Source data
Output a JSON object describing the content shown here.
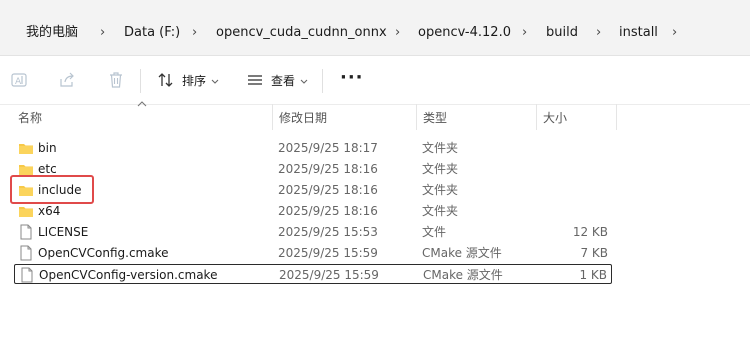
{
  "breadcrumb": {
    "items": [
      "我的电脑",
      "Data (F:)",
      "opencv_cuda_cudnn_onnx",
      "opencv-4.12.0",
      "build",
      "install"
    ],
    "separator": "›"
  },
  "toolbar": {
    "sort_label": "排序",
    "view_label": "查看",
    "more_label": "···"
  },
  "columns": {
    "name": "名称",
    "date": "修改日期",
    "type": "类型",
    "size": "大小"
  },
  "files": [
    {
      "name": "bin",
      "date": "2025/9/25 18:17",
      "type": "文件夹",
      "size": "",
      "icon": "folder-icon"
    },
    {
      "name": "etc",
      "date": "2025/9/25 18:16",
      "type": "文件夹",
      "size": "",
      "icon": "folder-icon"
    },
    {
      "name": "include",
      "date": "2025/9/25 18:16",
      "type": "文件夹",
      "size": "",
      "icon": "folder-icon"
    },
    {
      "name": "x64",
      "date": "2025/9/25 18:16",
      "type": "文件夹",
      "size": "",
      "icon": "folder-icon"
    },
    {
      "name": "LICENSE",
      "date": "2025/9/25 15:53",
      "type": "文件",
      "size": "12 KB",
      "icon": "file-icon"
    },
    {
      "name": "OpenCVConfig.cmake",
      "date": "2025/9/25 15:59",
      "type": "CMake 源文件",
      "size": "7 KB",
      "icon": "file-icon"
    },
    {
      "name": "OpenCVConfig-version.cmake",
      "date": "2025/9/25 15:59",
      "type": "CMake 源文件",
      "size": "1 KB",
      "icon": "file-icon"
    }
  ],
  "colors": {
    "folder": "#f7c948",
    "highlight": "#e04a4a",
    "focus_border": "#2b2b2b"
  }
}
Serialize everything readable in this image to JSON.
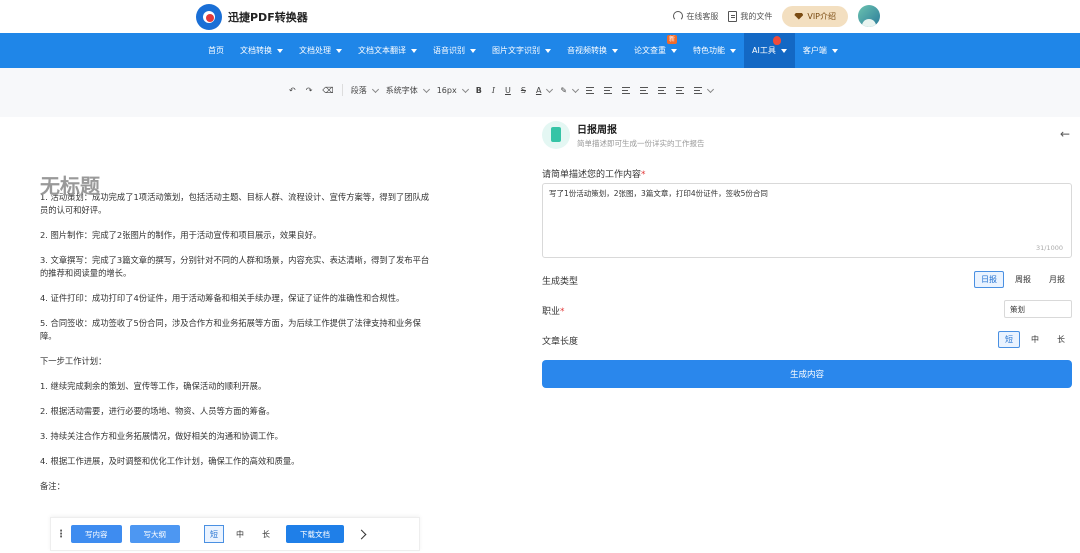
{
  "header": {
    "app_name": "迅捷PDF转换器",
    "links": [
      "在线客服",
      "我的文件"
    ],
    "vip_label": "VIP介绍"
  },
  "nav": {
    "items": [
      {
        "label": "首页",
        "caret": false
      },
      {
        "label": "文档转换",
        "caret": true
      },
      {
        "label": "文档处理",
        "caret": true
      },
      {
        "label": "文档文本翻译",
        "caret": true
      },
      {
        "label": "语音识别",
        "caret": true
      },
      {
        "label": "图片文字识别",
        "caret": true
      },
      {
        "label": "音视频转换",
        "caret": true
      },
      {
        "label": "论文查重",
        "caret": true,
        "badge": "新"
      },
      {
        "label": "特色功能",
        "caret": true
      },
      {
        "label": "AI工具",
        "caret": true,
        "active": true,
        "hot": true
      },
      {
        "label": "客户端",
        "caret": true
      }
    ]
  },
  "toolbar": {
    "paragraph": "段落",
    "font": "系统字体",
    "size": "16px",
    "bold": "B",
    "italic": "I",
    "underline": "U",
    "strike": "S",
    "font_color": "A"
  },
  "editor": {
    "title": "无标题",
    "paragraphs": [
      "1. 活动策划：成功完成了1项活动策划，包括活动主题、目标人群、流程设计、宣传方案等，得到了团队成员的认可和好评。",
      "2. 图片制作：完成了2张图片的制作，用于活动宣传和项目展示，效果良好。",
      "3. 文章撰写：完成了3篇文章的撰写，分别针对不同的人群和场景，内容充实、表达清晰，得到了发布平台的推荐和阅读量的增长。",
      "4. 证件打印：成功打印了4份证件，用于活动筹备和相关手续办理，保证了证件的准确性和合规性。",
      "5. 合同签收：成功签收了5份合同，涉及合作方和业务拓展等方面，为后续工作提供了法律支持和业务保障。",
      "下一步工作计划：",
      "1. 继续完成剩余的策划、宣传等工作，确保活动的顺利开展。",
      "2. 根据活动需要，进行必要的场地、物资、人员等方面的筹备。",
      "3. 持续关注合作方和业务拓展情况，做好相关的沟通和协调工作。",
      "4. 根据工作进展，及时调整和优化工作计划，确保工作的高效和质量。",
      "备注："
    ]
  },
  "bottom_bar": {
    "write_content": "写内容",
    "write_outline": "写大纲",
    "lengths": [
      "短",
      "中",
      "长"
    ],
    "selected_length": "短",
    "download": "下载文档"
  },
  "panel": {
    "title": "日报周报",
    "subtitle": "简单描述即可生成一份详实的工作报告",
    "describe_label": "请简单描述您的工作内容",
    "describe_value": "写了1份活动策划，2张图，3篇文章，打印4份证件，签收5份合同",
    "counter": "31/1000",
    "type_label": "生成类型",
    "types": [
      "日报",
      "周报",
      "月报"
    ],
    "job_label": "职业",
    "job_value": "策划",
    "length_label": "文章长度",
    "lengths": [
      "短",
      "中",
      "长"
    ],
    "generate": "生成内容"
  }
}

...

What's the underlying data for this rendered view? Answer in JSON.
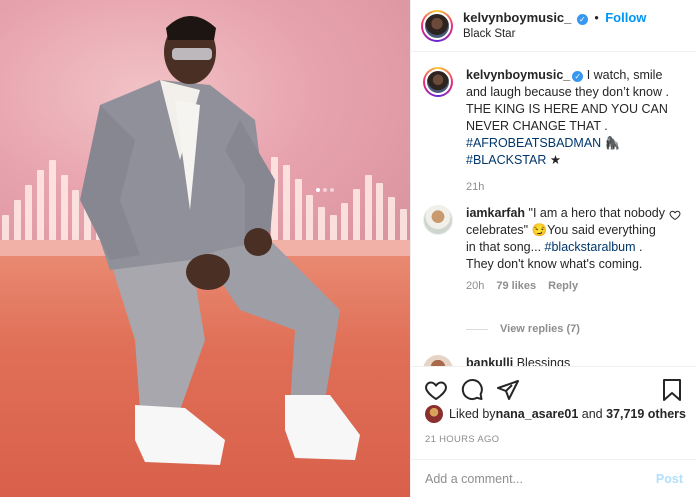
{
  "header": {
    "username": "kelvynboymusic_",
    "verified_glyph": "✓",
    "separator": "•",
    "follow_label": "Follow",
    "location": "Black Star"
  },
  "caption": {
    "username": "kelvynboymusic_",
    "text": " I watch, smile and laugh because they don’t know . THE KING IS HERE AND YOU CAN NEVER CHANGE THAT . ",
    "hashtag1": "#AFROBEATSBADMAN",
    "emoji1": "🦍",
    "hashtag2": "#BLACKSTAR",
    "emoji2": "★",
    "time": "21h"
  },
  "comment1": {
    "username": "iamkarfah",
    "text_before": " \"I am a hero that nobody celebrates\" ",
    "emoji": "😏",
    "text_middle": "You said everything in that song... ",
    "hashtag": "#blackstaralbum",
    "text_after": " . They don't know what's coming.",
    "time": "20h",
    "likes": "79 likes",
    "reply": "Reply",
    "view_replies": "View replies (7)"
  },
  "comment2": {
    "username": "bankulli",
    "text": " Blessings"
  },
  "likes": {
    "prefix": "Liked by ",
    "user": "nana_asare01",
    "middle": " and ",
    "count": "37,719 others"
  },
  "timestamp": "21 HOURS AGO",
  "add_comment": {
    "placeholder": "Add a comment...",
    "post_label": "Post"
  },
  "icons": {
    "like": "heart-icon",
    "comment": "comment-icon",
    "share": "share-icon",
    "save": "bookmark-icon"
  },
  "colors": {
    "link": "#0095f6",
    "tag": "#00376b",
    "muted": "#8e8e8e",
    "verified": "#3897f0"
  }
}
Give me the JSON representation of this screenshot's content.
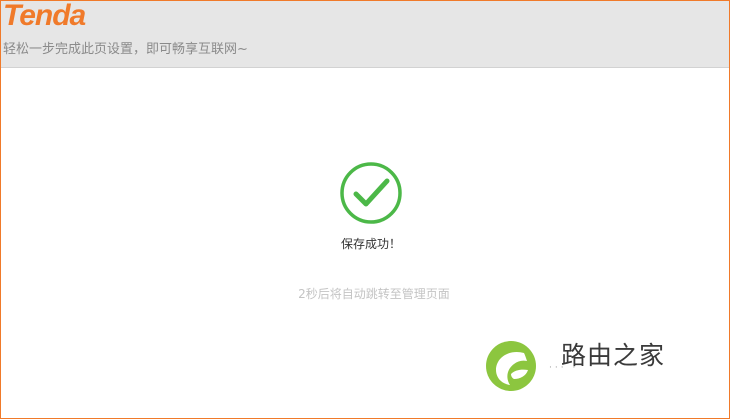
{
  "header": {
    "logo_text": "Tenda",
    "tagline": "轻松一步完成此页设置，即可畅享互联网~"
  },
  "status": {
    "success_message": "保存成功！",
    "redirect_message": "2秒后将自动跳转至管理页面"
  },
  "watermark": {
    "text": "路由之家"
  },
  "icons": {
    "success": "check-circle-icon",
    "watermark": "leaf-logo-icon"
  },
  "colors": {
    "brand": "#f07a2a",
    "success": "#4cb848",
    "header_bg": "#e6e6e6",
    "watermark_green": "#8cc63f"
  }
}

INSTRUCTIONS FOR THE TASK
Your answer should be a single number: the count of lines containing the word "this".

REPLY
3